Your task is to print all of the material verbatim.

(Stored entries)

* Begin *

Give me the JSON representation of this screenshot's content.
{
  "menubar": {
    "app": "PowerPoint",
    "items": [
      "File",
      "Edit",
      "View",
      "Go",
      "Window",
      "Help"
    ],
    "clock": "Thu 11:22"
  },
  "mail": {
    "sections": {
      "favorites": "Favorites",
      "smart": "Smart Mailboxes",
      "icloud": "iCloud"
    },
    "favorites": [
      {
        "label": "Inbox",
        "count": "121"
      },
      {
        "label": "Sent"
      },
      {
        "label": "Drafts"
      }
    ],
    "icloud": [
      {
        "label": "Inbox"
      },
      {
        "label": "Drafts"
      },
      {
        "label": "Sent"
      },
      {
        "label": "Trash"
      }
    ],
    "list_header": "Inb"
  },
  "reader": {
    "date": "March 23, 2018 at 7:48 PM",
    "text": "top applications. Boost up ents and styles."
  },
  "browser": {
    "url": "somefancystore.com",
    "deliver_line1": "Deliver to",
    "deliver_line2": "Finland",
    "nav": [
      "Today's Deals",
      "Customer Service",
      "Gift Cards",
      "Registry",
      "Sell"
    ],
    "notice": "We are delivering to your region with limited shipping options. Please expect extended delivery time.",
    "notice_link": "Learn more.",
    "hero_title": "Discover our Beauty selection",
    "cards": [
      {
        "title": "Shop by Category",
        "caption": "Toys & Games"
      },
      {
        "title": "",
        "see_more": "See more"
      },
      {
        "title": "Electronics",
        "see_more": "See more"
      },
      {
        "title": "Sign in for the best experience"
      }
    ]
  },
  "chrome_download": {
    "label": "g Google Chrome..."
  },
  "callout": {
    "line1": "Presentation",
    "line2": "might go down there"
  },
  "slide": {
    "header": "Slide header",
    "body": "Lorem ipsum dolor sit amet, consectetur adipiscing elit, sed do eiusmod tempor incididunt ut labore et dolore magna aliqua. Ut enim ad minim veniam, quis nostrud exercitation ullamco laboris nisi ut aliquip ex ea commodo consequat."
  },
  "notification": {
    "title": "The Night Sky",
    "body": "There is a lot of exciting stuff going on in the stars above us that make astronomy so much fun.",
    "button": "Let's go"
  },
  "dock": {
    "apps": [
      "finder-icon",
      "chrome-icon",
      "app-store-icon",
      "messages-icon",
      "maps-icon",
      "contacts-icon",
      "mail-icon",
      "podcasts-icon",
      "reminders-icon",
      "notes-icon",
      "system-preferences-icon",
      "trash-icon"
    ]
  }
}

* End *

● **Final result**:
Give me the JSON representation of this screenshot's content.
{
  "menubar": {
    "app": "PowerPoint",
    "items": [
      "File",
      "Edit",
      "View",
      "Go",
      "Window",
      "Help"
    ],
    "clock": "Thu 11:22"
  },
  "mail": {
    "sections": {
      "favorites": "Favorites",
      "smart": "Smart Mailboxes",
      "icloud": "iCloud"
    },
    "favorites": [
      {
        "label": "Inbox",
        "count": "121"
      },
      {
        "label": "Sent"
      },
      {
        "label": "Drafts"
      }
    ],
    "icloud": [
      {
        "label": "Inbox"
      },
      {
        "label": "Drafts"
      },
      {
        "label": "Sent"
      },
      {
        "label": "Trash"
      }
    ],
    "list_header": "Inb"
  },
  "reader": {
    "date": "March 23, 2018 at 7:48 PM",
    "text": "top applications. Boost up ents and styles."
  },
  "browser": {
    "url": "somefancystore.com",
    "deliver_line1": "Deliver to",
    "deliver_line2": "Finland",
    "nav": [
      "Today's Deals",
      "Customer Service",
      "Gift Cards",
      "Registry",
      "Sell"
    ],
    "notice": "We are delivering to your region with limited shipping options. Please expect extended delivery time.",
    "notice_link": "Learn more.",
    "hero_title": "Discover our Beauty selection",
    "cards": [
      {
        "title": "Shop by Category",
        "caption": "Toys & Games"
      },
      {
        "title": "",
        "see_more": "See more"
      },
      {
        "title": "Electronics",
        "see_more": "See more"
      },
      {
        "title": "Sign in for the best experience"
      }
    ]
  },
  "chrome_download": {
    "label": "g Google Chrome..."
  },
  "callout": {
    "line1": "Presentation",
    "line2": "might go down there"
  },
  "slide": {
    "header": "Slide header",
    "body": "Lorem ipsum dolor sit amet, consectetur adipiscing elit, sed do eiusmod tempor incididunt ut labore et dolore magna aliqua. Ut enim ad minim veniam, quis nostrud exercitation ullamco laboris nisi ut aliquip ex ea commodo consequat."
  },
  "notification": {
    "title": "The Night Sky",
    "body": "There is a lot of exciting stuff going on in the stars above us that make astronomy so much fun.",
    "button": "Let's go"
  },
  "dock": {
    "apps": [
      "finder-icon",
      "chrome-icon",
      "app-store-icon",
      "messages-icon",
      "maps-icon",
      "contacts-icon",
      "mail-icon",
      "podcasts-icon",
      "reminders-icon",
      "notes-icon",
      "system-preferences-icon",
      "trash-icon"
    ]
  }
}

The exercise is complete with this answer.